— Stated problem —
State the number of lines that contain the word "durante", and add nothing else.

Data entries for graphics:
Start

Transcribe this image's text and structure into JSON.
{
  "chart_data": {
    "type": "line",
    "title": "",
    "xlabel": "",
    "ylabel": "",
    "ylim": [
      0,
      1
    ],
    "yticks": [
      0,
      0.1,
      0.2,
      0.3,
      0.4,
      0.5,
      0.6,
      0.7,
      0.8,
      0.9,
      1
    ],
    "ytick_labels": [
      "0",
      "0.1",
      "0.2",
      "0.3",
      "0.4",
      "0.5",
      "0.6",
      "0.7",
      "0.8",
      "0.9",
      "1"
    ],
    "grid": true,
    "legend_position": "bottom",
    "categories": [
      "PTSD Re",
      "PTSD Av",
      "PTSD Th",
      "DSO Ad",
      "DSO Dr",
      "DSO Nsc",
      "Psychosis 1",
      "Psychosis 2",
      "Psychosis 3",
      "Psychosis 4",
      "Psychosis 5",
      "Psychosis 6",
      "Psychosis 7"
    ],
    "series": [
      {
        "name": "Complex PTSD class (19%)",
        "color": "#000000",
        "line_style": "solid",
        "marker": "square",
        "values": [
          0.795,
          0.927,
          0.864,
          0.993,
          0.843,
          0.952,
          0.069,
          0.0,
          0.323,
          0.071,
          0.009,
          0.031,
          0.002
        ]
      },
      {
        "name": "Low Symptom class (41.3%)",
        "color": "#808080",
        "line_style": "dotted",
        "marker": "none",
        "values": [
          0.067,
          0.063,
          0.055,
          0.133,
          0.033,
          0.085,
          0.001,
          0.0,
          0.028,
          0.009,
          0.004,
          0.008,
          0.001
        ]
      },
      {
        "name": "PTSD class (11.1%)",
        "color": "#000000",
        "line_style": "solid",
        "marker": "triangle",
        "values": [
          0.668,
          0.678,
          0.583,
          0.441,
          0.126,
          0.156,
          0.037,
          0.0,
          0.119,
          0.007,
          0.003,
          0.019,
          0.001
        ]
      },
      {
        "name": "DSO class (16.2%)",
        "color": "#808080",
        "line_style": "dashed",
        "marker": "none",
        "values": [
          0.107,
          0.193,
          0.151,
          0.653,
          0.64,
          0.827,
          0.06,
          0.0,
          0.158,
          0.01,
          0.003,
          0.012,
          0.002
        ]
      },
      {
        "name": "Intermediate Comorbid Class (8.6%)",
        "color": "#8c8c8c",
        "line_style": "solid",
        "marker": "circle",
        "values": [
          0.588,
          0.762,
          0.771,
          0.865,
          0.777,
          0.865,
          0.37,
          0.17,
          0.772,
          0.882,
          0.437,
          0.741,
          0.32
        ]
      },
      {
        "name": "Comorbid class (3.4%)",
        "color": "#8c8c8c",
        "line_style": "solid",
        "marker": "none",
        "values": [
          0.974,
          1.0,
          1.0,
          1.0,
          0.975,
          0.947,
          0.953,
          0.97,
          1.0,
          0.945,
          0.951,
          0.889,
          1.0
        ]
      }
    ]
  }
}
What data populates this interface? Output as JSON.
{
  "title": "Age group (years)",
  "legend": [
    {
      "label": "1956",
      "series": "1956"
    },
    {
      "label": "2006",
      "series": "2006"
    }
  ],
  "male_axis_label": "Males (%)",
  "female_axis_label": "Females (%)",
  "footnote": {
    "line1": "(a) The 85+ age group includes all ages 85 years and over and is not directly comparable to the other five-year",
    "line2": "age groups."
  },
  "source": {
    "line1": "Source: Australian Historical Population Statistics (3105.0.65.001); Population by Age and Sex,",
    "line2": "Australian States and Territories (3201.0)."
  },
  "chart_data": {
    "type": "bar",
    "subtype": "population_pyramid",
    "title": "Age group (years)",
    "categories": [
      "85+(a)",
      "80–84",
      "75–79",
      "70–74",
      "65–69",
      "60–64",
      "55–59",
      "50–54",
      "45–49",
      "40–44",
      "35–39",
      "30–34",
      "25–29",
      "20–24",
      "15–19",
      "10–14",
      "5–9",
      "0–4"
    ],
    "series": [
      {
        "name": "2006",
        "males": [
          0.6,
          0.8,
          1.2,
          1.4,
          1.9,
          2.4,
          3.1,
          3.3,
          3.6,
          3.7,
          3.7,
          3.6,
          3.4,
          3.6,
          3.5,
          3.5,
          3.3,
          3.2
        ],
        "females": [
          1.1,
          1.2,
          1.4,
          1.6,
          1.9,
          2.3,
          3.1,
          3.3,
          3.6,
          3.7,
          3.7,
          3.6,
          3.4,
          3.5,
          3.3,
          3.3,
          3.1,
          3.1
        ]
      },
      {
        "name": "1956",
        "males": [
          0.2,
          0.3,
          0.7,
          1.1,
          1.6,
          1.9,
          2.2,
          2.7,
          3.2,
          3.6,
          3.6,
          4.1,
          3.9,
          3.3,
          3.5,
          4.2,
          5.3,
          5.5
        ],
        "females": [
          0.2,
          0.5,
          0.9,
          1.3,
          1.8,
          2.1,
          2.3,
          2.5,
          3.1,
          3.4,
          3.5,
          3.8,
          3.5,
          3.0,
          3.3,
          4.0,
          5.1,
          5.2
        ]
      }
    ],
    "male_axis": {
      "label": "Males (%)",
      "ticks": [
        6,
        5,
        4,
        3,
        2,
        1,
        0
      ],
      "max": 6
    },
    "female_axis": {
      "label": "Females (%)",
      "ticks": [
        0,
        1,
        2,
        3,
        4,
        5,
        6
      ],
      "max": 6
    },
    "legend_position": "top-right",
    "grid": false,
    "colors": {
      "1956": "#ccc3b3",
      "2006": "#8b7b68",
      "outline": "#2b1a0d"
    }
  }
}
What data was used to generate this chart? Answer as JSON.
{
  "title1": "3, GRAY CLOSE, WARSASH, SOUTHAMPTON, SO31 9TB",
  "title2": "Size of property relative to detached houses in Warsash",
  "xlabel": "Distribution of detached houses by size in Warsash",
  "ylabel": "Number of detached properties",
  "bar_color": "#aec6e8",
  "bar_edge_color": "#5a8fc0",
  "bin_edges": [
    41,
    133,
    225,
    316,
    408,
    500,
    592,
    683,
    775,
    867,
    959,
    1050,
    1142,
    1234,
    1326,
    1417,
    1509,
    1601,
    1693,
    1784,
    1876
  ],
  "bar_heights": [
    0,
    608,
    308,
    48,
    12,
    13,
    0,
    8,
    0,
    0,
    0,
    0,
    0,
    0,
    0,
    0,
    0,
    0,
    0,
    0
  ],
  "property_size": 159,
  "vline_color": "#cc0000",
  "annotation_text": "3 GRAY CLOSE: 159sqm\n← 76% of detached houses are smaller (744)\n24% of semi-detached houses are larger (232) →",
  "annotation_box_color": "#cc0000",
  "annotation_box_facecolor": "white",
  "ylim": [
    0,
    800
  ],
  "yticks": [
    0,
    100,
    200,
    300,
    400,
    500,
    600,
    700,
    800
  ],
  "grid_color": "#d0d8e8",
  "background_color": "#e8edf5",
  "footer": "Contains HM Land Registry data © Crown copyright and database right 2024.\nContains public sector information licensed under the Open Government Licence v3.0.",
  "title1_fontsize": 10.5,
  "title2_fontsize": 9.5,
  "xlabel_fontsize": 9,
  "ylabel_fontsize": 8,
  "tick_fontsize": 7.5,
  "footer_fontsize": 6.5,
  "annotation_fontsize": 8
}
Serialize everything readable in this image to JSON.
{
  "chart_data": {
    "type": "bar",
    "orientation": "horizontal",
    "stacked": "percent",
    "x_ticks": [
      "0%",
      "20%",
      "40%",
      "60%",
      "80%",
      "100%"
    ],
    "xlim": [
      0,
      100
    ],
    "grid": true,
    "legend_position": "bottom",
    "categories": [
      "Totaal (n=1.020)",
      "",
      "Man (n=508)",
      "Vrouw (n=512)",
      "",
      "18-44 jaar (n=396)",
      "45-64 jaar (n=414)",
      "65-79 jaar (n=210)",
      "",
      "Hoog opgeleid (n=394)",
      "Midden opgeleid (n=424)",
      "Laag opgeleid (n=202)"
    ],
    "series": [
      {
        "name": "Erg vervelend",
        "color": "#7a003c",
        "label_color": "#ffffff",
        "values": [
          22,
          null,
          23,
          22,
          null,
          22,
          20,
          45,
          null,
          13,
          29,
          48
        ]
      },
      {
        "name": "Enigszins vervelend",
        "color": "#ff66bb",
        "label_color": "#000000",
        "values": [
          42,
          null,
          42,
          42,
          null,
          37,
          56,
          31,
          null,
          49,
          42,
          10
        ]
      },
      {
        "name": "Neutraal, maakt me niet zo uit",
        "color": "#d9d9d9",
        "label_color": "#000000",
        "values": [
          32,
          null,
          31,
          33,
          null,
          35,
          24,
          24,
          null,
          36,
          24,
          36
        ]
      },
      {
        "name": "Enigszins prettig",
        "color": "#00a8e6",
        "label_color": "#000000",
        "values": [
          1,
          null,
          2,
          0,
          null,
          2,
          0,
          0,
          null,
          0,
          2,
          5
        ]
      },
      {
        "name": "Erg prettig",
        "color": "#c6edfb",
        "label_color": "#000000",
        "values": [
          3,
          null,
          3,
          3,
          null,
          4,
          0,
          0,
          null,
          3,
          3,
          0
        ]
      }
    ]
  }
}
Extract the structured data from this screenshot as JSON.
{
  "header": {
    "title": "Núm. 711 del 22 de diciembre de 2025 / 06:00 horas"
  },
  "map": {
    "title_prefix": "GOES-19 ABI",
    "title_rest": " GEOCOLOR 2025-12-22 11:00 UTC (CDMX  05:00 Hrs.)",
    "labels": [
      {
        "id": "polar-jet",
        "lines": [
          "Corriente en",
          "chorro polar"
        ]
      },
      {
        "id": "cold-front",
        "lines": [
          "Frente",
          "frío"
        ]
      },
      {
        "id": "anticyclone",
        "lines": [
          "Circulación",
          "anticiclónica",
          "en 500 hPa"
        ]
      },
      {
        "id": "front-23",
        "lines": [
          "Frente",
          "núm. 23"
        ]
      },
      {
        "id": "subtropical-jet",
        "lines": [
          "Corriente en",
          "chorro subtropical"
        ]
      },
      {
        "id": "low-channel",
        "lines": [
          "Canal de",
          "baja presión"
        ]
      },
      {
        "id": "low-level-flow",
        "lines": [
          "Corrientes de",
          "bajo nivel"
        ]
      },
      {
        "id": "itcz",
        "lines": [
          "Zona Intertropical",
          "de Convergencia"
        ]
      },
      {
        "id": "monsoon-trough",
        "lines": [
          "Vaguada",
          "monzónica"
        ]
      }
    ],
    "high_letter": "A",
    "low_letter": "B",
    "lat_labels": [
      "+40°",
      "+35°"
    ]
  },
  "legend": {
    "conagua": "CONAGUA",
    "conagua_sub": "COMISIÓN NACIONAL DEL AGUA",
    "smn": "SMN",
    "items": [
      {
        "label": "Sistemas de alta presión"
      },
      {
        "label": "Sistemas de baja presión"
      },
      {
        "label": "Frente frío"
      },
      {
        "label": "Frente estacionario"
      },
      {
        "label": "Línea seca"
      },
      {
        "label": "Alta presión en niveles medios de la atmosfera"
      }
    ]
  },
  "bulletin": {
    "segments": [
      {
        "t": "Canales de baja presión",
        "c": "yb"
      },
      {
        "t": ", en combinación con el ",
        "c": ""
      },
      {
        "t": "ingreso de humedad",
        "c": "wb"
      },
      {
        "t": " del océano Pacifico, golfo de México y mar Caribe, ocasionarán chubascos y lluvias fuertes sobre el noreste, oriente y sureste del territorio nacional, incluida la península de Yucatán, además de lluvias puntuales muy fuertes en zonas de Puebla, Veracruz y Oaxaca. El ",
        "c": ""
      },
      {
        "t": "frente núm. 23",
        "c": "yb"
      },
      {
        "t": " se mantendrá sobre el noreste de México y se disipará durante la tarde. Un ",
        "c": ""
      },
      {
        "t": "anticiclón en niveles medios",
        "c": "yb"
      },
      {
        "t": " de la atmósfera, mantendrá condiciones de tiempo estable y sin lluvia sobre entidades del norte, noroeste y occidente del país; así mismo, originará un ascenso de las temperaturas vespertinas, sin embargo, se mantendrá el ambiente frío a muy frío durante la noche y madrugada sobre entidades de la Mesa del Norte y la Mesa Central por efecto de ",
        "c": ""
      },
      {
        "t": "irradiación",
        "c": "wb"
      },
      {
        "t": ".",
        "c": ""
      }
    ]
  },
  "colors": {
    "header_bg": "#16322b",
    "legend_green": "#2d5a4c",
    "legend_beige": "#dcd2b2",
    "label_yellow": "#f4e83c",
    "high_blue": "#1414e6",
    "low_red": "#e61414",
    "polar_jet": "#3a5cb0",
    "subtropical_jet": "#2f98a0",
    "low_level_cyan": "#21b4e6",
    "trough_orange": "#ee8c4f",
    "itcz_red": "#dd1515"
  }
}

End

— Response below —
2